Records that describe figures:
- - - - - - -
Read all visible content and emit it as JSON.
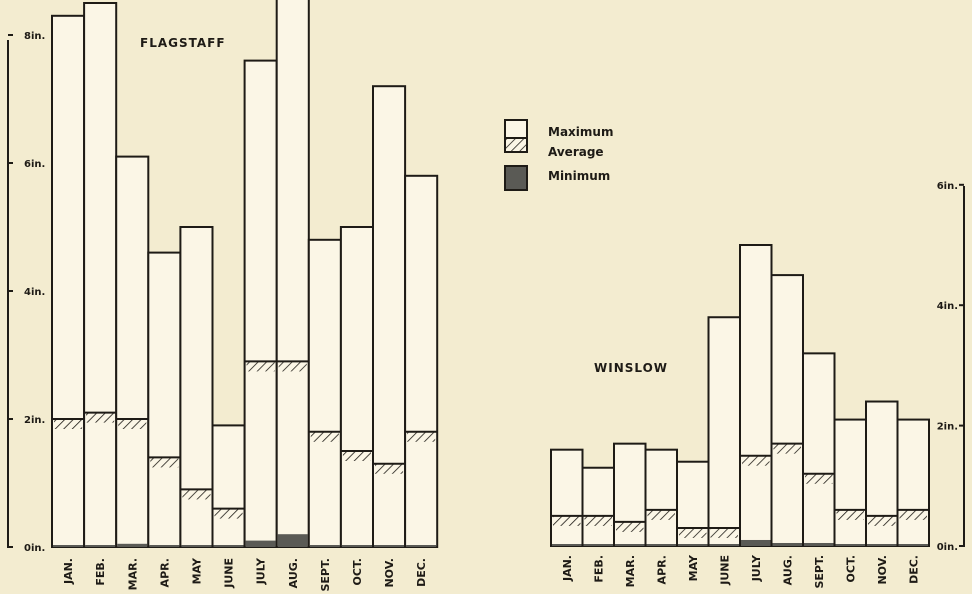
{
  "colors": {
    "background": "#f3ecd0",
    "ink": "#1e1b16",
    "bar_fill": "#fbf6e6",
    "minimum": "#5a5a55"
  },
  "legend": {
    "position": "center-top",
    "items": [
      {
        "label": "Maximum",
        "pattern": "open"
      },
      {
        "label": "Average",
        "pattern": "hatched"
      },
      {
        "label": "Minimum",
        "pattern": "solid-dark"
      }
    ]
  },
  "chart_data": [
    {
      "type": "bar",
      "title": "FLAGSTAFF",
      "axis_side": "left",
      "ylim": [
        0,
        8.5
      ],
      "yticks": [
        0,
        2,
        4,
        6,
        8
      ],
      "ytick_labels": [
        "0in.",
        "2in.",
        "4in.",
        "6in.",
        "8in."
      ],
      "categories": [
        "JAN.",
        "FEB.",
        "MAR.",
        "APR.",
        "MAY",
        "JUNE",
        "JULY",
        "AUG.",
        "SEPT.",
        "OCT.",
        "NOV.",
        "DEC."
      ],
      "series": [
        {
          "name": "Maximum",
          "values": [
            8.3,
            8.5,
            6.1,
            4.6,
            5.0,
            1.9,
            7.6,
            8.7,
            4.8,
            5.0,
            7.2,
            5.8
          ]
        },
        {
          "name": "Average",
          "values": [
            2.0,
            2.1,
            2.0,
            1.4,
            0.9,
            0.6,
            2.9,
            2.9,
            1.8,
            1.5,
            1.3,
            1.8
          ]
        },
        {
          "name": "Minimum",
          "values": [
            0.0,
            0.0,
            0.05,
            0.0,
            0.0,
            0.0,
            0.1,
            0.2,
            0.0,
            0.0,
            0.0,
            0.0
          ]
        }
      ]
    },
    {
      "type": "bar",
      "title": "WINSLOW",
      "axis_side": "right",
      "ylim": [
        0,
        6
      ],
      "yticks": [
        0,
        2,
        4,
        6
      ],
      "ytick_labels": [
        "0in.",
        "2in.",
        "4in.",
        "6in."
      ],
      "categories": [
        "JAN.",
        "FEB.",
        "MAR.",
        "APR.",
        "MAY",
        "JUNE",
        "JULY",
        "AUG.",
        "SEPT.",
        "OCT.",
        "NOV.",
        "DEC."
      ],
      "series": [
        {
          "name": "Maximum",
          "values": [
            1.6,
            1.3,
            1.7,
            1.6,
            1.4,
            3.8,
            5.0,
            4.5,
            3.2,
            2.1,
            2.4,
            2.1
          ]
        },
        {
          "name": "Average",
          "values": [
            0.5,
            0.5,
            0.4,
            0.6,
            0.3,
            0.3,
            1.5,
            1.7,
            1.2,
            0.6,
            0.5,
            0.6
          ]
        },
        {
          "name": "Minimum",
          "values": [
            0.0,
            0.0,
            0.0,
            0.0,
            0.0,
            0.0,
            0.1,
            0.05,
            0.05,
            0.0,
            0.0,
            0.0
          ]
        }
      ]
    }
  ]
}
- - - - - - -
What to produce -> Retype every record above exactly as written, but leave out the pictures.

Answer for this exercise ->
Read all visible content and emit it as JSON.
{
  "colors": {
    "background": "#f3ecd0",
    "ink": "#1e1b16",
    "bar_fill": "#fbf6e6",
    "minimum": "#5a5a55"
  },
  "legend": {
    "position": "center-top",
    "items": [
      {
        "label": "Maximum",
        "pattern": "open"
      },
      {
        "label": "Average",
        "pattern": "hatched"
      },
      {
        "label": "Minimum",
        "pattern": "solid-dark"
      }
    ]
  },
  "chart_data": [
    {
      "type": "bar",
      "title": "FLAGSTAFF",
      "axis_side": "left",
      "ylim": [
        0,
        8.5
      ],
      "yticks": [
        0,
        2,
        4,
        6,
        8
      ],
      "ytick_labels": [
        "0in.",
        "2in.",
        "4in.",
        "6in.",
        "8in."
      ],
      "categories": [
        "JAN.",
        "FEB.",
        "MAR.",
        "APR.",
        "MAY",
        "JUNE",
        "JULY",
        "AUG.",
        "SEPT.",
        "OCT.",
        "NOV.",
        "DEC."
      ],
      "series": [
        {
          "name": "Maximum",
          "values": [
            8.3,
            8.5,
            6.1,
            4.6,
            5.0,
            1.9,
            7.6,
            8.7,
            4.8,
            5.0,
            7.2,
            5.8
          ]
        },
        {
          "name": "Average",
          "values": [
            2.0,
            2.1,
            2.0,
            1.4,
            0.9,
            0.6,
            2.9,
            2.9,
            1.8,
            1.5,
            1.3,
            1.8
          ]
        },
        {
          "name": "Minimum",
          "values": [
            0.0,
            0.0,
            0.05,
            0.0,
            0.0,
            0.0,
            0.1,
            0.2,
            0.0,
            0.0,
            0.0,
            0.0
          ]
        }
      ]
    },
    {
      "type": "bar",
      "title": "WINSLOW",
      "axis_side": "right",
      "ylim": [
        0,
        6
      ],
      "yticks": [
        0,
        2,
        4,
        6
      ],
      "ytick_labels": [
        "0in.",
        "2in.",
        "4in.",
        "6in."
      ],
      "categories": [
        "JAN.",
        "FEB.",
        "MAR.",
        "APR.",
        "MAY",
        "JUNE",
        "JULY",
        "AUG.",
        "SEPT.",
        "OCT.",
        "NOV.",
        "DEC."
      ],
      "series": [
        {
          "name": "Maximum",
          "values": [
            1.6,
            1.3,
            1.7,
            1.6,
            1.4,
            3.8,
            5.0,
            4.5,
            3.2,
            2.1,
            2.4,
            2.1
          ]
        },
        {
          "name": "Average",
          "values": [
            0.5,
            0.5,
            0.4,
            0.6,
            0.3,
            0.3,
            1.5,
            1.7,
            1.2,
            0.6,
            0.5,
            0.6
          ]
        },
        {
          "name": "Minimum",
          "values": [
            0.0,
            0.0,
            0.0,
            0.0,
            0.0,
            0.0,
            0.1,
            0.05,
            0.05,
            0.0,
            0.0,
            0.0
          ]
        }
      ]
    }
  ]
}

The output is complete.